Please print every line of the entries below word for word, leaving out the pictures.

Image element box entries
--- --- ---
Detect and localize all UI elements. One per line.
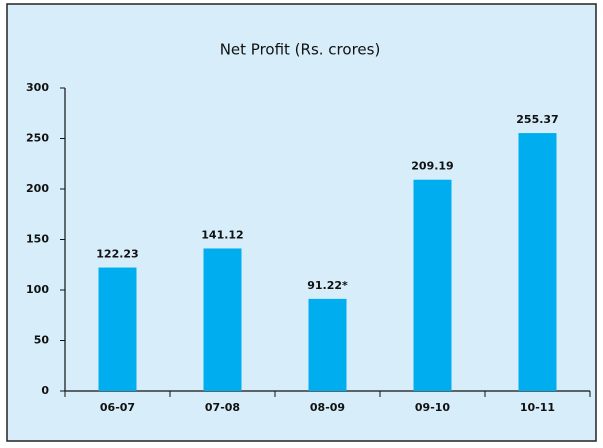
y-tick-label: 200 <box>26 182 49 195</box>
y-tick-label: 300 <box>26 81 49 94</box>
chart-background <box>6 3 597 442</box>
bar <box>308 298 347 391</box>
x-tick-label: 09-10 <box>415 401 451 414</box>
y-tick-label: 100 <box>26 283 49 296</box>
data-label: 122.23 <box>96 248 138 261</box>
bar <box>203 248 242 391</box>
y-tick-label: 0 <box>41 384 49 397</box>
bar <box>413 179 452 391</box>
data-label: 209.19 <box>411 160 453 173</box>
data-label: 255.37 <box>516 113 558 126</box>
chart-title: Net Profit (Rs. crores) <box>220 41 381 59</box>
bar <box>518 133 557 391</box>
data-label: 141.12 <box>201 228 243 241</box>
x-tick-label: 06-07 <box>100 401 135 414</box>
y-tick-label: 50 <box>34 334 50 347</box>
y-tick-label: 250 <box>26 132 49 145</box>
x-tick-label: 07-08 <box>205 401 240 414</box>
x-tick-label: 08-09 <box>310 401 345 414</box>
y-tick-label: 150 <box>26 233 49 246</box>
data-label: 91.22* <box>307 279 348 292</box>
bar <box>98 267 137 391</box>
x-tick-label: 10-11 <box>520 401 555 414</box>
--- --- ---
### Correct output:
Detect and localize all UI elements. One per line.
y-tick-label: 200 <box>26 182 49 195</box>
y-tick-label: 300 <box>26 81 49 94</box>
chart-background <box>6 3 597 442</box>
bar <box>308 298 347 391</box>
x-tick-label: 09-10 <box>415 401 451 414</box>
y-tick-label: 100 <box>26 283 49 296</box>
data-label: 122.23 <box>96 248 138 261</box>
bar <box>203 248 242 391</box>
y-tick-label: 0 <box>41 384 49 397</box>
bar <box>413 179 452 391</box>
data-label: 209.19 <box>411 160 453 173</box>
data-label: 255.37 <box>516 113 558 126</box>
chart-title: Net Profit (Rs. crores) <box>220 41 381 59</box>
bar <box>518 133 557 391</box>
data-label: 141.12 <box>201 228 243 241</box>
x-tick-label: 06-07 <box>100 401 135 414</box>
y-tick-label: 50 <box>34 334 50 347</box>
y-tick-label: 250 <box>26 132 49 145</box>
x-tick-label: 07-08 <box>205 401 240 414</box>
x-tick-label: 08-09 <box>310 401 345 414</box>
y-tick-label: 150 <box>26 233 49 246</box>
data-label: 91.22* <box>307 279 348 292</box>
bar <box>98 267 137 391</box>
x-tick-label: 10-11 <box>520 401 555 414</box>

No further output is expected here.